_OBJECTIVE:_ Within the records that follow, find every line containing the string "Class". Copy those lines.
-- START SUPPLIED MATERIAL --
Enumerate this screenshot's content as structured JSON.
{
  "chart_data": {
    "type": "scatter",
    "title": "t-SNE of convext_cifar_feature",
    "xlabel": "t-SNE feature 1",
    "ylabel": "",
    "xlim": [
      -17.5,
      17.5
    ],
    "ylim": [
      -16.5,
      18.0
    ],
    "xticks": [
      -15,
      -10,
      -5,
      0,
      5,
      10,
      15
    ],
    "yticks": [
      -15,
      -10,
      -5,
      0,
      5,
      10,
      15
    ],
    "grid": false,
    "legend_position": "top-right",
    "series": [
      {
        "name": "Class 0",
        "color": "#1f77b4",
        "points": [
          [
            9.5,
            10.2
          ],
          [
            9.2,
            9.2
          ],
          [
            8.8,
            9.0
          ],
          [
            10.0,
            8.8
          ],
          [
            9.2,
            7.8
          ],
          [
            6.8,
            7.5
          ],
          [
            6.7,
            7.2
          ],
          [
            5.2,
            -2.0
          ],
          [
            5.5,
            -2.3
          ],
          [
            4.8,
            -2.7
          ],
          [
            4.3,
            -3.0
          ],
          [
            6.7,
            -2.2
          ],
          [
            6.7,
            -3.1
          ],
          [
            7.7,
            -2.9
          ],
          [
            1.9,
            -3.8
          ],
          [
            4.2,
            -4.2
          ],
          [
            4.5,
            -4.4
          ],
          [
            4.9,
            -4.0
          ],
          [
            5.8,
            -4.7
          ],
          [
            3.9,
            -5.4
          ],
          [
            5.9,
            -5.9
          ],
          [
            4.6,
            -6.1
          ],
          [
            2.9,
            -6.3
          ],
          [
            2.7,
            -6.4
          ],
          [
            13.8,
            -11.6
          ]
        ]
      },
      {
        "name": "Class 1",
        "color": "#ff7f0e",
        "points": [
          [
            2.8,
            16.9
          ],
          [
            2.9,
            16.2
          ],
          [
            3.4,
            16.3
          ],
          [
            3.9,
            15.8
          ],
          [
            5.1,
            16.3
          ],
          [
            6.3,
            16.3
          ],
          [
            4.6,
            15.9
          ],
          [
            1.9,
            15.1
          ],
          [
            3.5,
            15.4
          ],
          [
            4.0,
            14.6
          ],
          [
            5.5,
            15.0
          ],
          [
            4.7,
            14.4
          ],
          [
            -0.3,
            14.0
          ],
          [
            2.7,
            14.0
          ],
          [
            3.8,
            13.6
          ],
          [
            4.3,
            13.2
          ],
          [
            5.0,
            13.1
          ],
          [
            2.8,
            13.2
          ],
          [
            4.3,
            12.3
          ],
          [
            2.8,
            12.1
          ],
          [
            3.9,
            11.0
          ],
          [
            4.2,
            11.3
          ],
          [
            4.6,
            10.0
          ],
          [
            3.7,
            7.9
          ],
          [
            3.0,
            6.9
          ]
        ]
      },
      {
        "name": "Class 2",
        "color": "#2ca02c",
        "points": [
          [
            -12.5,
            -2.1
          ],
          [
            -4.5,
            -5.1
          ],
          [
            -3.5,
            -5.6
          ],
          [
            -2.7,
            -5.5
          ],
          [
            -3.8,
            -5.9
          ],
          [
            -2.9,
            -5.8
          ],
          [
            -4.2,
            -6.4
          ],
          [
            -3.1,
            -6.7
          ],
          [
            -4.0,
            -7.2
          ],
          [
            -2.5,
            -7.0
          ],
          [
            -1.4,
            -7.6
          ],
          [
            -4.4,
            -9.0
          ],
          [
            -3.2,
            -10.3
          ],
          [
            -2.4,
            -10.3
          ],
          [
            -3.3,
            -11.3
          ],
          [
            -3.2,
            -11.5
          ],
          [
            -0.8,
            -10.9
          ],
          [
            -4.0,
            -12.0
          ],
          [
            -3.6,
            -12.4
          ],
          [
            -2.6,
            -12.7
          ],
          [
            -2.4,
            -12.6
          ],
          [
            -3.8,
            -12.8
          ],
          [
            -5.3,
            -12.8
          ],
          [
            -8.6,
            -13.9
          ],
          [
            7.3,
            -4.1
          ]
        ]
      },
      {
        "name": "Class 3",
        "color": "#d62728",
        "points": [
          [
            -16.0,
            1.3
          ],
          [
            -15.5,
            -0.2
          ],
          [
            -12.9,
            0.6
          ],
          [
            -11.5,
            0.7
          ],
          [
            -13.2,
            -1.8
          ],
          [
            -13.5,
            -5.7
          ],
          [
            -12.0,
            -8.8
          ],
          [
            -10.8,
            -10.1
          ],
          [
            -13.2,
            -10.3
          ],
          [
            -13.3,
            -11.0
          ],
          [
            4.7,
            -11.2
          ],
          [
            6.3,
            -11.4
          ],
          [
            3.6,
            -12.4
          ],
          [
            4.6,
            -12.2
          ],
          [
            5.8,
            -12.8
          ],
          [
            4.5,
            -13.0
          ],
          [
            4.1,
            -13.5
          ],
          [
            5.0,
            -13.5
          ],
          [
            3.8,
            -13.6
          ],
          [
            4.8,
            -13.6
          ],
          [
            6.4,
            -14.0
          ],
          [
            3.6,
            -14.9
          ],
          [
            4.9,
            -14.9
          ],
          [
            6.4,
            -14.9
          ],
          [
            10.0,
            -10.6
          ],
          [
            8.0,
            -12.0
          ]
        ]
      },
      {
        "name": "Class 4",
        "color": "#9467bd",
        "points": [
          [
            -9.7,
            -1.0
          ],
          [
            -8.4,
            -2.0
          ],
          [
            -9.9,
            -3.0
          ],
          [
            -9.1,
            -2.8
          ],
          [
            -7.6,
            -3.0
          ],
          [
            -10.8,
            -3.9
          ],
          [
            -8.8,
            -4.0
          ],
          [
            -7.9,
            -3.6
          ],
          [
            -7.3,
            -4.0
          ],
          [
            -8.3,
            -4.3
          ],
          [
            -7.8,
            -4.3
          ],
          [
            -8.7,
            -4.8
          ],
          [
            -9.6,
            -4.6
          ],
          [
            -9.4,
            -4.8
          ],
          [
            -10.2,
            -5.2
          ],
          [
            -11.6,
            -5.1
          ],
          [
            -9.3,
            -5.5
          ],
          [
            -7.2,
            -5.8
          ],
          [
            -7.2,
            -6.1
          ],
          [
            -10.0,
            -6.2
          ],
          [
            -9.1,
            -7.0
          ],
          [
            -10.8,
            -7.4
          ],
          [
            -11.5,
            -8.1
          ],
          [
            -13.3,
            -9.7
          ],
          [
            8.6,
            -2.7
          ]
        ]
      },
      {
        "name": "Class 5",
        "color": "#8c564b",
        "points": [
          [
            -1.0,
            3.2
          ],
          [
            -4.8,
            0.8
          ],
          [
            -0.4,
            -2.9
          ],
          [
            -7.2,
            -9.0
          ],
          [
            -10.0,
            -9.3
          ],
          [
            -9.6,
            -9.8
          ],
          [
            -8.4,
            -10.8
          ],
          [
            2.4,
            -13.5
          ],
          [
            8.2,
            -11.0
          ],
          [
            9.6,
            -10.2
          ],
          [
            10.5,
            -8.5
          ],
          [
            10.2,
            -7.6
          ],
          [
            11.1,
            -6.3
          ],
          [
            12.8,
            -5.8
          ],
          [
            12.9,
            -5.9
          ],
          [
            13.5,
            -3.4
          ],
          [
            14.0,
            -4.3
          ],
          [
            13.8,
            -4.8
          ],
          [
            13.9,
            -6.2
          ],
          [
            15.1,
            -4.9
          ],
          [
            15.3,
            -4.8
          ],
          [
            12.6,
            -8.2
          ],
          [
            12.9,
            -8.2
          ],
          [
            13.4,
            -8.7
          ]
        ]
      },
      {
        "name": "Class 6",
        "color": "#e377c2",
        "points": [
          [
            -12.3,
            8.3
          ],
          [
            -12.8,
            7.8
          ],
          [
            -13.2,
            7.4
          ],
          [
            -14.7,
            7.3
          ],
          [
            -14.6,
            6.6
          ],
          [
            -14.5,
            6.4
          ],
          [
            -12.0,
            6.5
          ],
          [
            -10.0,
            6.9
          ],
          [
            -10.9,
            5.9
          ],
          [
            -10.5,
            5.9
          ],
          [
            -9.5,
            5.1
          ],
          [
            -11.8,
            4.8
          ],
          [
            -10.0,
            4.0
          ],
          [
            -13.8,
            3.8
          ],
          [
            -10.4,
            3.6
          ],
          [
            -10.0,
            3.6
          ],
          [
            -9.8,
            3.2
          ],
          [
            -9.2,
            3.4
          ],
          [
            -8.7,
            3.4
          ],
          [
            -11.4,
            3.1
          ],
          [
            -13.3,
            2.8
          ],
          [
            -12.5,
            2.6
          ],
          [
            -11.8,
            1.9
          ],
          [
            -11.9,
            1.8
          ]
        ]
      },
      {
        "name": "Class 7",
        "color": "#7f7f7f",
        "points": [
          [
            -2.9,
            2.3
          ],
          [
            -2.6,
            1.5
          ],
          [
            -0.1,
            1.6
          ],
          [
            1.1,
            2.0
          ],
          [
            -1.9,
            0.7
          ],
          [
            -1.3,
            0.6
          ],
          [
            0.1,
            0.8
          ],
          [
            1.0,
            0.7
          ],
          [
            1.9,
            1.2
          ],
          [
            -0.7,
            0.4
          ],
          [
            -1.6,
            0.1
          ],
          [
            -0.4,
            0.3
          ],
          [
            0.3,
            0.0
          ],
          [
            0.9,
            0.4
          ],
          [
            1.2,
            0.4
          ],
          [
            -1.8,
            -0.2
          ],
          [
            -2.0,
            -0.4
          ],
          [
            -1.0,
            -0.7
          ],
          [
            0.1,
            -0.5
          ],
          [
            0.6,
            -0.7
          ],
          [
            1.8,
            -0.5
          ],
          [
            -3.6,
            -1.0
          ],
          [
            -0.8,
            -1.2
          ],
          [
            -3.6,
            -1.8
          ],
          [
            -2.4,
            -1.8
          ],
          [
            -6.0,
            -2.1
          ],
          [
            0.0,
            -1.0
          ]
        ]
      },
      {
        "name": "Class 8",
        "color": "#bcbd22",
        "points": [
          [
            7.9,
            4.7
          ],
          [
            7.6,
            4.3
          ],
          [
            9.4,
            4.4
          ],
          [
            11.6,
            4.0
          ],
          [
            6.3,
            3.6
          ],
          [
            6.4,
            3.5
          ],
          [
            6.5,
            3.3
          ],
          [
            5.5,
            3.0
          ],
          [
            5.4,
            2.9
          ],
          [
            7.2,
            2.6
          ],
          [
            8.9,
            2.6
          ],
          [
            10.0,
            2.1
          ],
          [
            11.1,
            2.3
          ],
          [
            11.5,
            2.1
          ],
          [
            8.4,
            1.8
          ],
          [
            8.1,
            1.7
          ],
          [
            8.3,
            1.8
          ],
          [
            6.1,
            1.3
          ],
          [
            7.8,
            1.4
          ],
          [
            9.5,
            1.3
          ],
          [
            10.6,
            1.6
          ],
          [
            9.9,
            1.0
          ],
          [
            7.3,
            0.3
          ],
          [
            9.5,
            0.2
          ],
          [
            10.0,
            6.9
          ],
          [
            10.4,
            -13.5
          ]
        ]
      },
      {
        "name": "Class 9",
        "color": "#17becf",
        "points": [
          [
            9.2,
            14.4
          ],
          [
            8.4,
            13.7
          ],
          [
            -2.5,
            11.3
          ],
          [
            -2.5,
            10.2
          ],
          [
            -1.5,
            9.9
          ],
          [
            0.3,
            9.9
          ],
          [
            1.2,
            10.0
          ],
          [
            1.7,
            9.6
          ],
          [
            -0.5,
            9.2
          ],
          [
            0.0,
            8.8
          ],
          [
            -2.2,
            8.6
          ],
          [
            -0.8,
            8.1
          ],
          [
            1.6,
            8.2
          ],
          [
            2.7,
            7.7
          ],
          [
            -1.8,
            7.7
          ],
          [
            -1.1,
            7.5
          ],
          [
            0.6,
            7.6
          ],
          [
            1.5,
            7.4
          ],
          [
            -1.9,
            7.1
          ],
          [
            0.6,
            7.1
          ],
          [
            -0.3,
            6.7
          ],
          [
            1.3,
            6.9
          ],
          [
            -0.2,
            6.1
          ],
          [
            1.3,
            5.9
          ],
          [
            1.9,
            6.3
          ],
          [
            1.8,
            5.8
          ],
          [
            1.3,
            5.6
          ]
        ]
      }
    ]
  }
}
-- END SUPPLIED MATERIAL --
_OUTPUT FOR THIS EXERCISE:_
        "name": "Class 0",
        "name": "Class 1",
        "name": "Class 2",
        "name": "Class 3",
        "name": "Class 4",
        "name": "Class 5",
        "name": "Class 6",
        "name": "Class 7",
        "name": "Class 8",
        "name": "Class 9",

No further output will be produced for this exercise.